Stated exercise >> State only how many lines contain the string "China".

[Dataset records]
=-=-=

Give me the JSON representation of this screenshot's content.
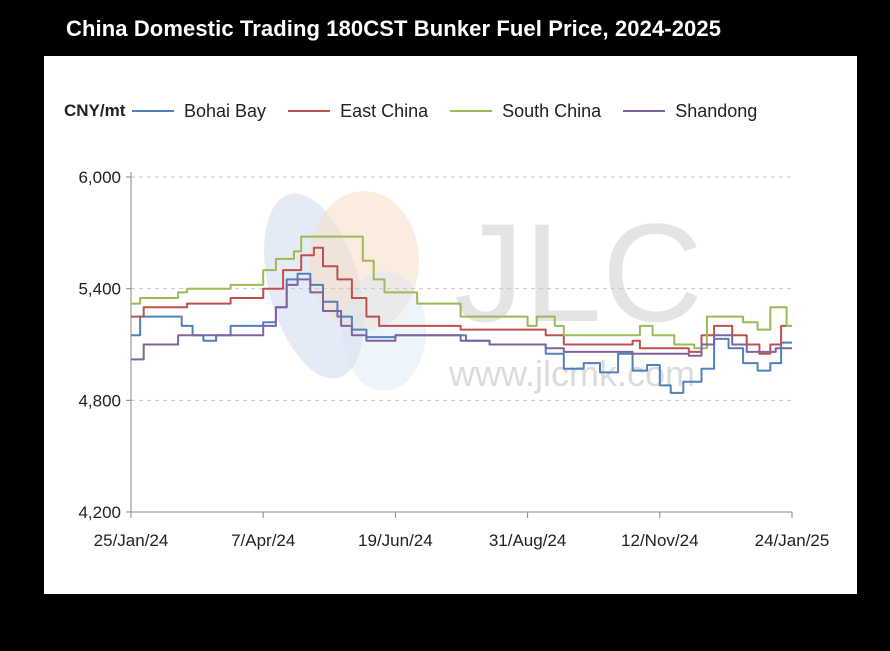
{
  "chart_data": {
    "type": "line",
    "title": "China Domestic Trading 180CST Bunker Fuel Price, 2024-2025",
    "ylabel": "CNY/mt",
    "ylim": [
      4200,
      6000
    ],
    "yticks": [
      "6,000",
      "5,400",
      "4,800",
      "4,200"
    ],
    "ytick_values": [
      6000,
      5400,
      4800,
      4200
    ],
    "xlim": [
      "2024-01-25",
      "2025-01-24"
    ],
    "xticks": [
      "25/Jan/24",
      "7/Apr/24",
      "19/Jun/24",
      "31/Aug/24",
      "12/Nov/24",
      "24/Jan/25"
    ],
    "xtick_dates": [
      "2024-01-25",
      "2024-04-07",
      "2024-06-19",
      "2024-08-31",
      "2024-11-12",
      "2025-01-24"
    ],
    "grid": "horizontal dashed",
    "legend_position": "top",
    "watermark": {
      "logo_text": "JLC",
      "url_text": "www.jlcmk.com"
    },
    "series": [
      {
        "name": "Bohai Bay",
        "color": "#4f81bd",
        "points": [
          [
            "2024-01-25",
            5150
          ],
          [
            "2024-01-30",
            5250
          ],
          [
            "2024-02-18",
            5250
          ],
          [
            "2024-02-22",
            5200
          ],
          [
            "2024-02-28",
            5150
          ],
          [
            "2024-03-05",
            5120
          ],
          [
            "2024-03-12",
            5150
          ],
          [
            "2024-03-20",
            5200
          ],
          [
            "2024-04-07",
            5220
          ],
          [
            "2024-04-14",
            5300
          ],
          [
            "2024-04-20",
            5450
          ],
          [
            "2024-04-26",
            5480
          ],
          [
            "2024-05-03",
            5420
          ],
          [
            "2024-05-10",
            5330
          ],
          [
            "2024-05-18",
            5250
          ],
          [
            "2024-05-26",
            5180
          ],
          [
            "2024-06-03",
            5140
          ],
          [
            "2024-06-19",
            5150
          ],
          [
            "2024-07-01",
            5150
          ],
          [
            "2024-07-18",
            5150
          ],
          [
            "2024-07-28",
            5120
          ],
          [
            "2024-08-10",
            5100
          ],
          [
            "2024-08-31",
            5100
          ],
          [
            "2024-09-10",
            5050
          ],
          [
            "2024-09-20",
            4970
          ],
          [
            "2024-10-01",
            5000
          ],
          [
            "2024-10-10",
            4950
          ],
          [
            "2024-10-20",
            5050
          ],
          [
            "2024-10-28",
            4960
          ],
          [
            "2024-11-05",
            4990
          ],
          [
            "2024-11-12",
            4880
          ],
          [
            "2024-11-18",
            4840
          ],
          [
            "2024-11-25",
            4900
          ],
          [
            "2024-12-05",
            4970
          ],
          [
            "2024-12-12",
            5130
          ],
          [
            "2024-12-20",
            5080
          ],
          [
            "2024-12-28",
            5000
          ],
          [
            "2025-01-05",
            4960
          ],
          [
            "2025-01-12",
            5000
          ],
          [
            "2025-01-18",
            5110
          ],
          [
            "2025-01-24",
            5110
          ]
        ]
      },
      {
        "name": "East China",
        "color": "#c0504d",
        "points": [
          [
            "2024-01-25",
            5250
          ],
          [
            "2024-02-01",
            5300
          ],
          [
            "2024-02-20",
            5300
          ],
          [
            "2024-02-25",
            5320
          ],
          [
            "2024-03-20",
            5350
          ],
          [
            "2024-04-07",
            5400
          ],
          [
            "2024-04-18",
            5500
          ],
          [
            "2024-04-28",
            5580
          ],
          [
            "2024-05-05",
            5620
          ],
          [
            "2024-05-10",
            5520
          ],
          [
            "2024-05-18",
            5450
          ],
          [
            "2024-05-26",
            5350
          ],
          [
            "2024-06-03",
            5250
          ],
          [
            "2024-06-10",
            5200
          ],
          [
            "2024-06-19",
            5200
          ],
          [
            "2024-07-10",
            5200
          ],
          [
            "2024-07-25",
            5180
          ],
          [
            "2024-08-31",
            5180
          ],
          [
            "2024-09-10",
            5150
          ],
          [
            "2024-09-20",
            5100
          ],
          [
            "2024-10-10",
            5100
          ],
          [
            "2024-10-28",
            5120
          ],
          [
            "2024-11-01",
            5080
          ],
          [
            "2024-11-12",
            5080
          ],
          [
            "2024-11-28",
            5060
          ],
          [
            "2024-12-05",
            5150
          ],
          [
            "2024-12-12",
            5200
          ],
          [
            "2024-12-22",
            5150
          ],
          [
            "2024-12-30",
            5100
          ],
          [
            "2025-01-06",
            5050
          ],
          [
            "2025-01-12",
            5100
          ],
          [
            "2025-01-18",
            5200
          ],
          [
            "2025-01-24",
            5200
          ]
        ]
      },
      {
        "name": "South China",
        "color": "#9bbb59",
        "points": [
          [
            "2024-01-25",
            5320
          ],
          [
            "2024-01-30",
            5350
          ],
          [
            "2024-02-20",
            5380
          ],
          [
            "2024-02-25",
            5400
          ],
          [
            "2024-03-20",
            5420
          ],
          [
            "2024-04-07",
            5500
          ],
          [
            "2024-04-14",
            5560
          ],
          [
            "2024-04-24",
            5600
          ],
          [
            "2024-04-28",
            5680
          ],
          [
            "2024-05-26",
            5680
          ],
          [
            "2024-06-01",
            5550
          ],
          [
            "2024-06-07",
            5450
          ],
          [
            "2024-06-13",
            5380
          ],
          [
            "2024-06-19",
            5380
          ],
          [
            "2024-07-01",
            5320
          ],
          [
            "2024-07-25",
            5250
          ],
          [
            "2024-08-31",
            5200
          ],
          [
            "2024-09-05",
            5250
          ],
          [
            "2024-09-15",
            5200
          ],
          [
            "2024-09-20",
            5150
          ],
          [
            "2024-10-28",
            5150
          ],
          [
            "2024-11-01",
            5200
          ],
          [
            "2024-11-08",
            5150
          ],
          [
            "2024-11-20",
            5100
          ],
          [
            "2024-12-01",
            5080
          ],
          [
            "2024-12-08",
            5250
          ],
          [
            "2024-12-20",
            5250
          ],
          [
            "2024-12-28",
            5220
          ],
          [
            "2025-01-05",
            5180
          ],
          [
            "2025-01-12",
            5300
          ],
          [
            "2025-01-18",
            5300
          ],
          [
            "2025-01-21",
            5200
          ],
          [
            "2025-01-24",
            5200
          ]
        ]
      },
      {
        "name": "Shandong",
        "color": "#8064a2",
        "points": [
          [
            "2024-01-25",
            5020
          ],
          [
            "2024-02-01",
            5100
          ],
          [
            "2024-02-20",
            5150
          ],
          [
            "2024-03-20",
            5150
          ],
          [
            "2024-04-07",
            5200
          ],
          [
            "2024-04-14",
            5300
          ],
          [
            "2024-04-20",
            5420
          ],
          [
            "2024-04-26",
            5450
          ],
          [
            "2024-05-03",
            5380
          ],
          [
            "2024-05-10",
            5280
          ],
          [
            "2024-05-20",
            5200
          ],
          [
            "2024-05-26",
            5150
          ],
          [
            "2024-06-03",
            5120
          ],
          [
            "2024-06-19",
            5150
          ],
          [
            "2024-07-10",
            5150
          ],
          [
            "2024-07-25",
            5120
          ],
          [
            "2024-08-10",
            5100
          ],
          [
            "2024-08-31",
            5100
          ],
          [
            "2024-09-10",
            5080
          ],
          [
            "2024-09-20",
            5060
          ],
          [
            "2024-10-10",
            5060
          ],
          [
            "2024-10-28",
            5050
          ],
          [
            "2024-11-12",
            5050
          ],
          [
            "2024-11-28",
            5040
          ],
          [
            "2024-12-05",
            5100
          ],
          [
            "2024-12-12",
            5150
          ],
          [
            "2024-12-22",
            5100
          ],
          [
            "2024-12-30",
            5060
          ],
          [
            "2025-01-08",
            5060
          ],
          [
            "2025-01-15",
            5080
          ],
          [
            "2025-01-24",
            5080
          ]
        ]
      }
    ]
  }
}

=-=-=

The reply >> 3